Search the material below for the word "Component". Copy every line that has it.

++++++++++

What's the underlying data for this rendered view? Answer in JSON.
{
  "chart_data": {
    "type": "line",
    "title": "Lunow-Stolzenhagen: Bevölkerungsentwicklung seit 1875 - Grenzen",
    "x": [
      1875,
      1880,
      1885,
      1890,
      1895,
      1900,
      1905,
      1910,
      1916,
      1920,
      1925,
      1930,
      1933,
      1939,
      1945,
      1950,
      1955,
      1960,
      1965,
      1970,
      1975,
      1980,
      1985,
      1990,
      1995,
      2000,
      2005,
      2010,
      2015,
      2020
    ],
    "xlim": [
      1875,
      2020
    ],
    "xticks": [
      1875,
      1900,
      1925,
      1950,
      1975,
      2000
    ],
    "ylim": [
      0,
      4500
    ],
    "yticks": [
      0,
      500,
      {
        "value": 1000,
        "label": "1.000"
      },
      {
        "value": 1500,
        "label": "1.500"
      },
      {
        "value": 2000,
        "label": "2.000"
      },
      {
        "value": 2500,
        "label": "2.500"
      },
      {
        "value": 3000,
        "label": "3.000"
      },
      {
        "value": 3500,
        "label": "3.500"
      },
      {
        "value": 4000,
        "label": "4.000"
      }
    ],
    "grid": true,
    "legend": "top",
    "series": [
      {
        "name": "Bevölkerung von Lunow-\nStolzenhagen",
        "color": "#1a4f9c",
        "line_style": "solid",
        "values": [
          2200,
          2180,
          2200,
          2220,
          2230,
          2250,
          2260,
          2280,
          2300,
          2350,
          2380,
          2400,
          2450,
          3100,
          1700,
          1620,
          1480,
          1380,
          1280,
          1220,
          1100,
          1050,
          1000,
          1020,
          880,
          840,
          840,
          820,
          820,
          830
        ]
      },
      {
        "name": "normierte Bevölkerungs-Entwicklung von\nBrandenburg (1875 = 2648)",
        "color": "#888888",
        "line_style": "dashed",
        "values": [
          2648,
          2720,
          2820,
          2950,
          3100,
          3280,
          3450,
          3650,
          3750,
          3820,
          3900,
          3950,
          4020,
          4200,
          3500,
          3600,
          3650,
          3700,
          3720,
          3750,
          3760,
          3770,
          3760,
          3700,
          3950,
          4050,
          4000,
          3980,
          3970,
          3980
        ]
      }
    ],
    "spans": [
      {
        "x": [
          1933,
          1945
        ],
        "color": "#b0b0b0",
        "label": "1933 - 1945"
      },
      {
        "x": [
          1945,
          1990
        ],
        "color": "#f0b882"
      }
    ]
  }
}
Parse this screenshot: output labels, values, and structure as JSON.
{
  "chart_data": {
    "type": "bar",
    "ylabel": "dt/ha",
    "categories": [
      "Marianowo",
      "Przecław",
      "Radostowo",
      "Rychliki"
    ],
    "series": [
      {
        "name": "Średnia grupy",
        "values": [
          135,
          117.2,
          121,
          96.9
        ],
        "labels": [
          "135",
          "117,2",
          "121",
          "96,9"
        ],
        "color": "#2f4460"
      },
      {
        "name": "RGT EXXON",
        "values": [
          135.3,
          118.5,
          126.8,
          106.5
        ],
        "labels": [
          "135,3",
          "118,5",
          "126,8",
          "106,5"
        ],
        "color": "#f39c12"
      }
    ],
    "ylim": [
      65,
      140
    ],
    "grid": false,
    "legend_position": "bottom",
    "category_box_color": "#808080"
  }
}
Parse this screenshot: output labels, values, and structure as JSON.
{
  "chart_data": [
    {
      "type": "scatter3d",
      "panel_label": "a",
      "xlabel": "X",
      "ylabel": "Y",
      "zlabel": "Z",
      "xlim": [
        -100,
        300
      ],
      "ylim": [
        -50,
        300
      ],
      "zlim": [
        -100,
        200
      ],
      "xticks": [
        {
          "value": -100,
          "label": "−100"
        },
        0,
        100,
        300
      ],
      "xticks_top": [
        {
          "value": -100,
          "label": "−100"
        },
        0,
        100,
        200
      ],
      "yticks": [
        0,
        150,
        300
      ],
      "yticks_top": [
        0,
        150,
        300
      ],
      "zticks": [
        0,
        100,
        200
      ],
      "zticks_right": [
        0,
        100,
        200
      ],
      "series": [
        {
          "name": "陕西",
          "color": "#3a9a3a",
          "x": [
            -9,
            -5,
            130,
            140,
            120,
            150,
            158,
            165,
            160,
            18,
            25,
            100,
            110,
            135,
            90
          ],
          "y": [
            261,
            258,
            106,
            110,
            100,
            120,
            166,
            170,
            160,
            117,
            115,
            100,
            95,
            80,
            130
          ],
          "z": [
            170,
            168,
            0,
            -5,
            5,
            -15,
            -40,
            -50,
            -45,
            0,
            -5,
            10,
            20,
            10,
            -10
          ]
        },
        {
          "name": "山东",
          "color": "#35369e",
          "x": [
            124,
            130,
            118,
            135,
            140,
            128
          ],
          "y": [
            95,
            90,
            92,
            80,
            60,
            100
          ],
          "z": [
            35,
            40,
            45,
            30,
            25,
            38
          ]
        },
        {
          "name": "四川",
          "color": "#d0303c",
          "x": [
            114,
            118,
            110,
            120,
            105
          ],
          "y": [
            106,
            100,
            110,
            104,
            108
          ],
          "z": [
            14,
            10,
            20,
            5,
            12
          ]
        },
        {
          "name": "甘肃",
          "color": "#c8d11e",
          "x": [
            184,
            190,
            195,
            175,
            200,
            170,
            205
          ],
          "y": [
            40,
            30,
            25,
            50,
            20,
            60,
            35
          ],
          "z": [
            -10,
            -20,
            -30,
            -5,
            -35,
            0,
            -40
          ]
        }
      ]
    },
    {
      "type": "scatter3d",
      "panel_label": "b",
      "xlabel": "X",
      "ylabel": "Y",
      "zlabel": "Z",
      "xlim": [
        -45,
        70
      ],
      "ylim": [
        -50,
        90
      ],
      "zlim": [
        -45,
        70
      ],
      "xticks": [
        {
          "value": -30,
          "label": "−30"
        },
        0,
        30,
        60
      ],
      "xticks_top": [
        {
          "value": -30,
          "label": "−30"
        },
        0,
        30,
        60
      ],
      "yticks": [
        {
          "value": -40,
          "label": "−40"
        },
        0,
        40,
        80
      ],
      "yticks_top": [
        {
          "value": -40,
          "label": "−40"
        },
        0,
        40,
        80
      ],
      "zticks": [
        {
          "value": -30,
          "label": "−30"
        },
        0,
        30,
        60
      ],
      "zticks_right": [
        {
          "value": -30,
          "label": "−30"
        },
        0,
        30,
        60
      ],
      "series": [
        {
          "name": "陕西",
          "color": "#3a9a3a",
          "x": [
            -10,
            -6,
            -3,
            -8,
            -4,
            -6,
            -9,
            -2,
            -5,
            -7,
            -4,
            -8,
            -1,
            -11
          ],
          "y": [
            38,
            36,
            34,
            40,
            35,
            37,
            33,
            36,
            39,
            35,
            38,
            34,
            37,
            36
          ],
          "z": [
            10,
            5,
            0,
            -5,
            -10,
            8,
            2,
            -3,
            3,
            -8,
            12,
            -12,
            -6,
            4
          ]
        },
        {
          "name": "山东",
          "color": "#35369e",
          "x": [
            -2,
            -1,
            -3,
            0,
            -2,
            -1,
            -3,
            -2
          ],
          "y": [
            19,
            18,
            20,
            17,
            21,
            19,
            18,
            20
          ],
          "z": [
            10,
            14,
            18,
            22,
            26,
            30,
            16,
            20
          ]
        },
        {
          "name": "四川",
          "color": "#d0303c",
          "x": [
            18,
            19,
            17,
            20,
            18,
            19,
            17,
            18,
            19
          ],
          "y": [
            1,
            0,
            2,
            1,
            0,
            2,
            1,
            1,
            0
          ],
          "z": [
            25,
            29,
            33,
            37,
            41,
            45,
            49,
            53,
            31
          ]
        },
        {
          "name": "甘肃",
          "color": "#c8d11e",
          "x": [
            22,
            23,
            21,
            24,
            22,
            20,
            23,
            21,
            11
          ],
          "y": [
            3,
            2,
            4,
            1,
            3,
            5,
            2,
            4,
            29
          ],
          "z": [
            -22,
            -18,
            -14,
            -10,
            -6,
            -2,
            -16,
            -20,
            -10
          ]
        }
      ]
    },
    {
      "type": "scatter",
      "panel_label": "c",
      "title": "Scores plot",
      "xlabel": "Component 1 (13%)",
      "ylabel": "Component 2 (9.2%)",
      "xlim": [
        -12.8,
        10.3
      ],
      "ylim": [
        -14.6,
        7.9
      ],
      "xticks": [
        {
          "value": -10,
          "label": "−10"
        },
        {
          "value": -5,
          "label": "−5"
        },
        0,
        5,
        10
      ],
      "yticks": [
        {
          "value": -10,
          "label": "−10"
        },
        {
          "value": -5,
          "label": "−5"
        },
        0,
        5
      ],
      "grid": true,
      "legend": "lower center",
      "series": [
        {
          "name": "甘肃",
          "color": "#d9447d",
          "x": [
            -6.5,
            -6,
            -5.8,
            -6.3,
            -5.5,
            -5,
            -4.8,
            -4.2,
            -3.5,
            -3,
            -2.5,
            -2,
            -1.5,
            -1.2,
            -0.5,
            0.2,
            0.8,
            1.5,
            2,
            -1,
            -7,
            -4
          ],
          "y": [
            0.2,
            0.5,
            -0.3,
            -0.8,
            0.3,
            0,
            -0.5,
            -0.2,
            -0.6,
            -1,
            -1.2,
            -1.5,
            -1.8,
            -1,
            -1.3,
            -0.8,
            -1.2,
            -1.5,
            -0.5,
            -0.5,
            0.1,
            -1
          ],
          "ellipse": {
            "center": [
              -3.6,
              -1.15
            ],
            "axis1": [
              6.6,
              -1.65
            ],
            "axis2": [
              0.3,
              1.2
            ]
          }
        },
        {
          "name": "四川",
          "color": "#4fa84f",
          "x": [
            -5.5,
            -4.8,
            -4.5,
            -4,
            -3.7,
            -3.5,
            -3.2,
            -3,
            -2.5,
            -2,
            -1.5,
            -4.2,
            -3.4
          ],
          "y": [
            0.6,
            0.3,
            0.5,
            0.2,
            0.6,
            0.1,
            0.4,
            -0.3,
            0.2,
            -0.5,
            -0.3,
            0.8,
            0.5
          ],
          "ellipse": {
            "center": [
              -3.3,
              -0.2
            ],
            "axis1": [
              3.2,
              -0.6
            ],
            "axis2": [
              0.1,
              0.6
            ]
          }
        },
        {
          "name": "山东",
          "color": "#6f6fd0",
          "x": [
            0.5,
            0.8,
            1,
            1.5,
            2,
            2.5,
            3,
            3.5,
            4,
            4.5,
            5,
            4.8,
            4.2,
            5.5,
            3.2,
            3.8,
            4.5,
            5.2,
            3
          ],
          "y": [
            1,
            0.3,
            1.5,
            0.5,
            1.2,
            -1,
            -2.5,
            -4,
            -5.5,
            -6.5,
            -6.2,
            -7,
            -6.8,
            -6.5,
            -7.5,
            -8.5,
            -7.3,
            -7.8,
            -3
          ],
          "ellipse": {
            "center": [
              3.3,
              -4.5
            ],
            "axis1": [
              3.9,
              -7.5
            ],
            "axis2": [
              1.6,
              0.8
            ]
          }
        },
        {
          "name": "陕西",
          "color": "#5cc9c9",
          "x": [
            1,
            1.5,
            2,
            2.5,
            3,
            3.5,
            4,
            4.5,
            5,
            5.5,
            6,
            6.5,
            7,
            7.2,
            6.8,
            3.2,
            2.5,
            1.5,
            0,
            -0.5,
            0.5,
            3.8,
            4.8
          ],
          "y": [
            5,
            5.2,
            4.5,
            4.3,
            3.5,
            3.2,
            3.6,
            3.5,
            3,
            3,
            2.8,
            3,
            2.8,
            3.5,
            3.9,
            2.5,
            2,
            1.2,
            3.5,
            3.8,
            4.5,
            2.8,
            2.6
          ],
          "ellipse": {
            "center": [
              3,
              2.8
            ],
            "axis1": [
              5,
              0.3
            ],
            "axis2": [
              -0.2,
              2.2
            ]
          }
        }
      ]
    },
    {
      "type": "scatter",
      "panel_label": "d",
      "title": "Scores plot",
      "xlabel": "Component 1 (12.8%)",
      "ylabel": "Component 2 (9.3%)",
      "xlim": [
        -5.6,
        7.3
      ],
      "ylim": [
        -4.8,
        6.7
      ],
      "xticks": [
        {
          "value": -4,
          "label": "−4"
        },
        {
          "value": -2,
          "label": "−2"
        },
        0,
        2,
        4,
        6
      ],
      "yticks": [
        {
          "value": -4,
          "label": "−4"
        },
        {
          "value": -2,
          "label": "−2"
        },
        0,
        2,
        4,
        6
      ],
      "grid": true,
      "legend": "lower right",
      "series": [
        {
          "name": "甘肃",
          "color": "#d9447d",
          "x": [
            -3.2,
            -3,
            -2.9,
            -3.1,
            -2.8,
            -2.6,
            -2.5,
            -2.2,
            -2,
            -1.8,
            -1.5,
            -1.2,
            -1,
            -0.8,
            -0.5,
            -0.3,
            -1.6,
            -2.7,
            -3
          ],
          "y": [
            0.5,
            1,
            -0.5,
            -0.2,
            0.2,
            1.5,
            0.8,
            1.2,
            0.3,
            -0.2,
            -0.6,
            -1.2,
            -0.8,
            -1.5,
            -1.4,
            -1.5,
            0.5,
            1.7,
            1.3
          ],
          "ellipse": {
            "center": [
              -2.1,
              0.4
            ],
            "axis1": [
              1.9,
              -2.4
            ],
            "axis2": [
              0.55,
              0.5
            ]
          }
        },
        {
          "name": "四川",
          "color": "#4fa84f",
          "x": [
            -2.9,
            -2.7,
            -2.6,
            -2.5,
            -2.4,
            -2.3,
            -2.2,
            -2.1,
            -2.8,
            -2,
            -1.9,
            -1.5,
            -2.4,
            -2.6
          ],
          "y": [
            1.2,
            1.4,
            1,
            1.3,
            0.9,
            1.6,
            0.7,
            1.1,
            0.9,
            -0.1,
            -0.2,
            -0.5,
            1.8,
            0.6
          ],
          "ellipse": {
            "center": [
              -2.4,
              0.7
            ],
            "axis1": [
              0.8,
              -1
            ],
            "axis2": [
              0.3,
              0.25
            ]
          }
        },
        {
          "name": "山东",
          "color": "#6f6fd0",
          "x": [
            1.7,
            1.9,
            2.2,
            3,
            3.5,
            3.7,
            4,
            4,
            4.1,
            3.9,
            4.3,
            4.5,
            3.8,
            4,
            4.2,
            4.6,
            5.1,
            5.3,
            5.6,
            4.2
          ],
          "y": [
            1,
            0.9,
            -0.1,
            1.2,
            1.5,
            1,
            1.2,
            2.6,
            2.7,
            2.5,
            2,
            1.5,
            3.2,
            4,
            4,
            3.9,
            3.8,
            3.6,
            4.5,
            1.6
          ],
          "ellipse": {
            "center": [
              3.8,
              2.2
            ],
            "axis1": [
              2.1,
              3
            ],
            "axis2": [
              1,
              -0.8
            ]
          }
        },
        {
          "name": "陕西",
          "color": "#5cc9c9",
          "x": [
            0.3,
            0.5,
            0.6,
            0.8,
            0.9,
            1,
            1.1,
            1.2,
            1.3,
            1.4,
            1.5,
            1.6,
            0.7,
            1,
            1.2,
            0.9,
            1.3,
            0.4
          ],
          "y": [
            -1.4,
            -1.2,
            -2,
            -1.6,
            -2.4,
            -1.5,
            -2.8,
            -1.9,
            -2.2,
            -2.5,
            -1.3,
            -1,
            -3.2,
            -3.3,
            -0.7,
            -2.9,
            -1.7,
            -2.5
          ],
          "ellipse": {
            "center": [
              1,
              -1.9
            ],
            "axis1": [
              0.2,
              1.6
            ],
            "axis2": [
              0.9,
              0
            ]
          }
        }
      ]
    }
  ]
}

++++++++++

▶ [Output below]:
      "xlabel": "Component 1 (13%)",
      "ylabel": "Component 2 (9.2%)",
      "xlabel": "Component 1 (12.8%)",
      "ylabel": "Component 2 (9.3%)",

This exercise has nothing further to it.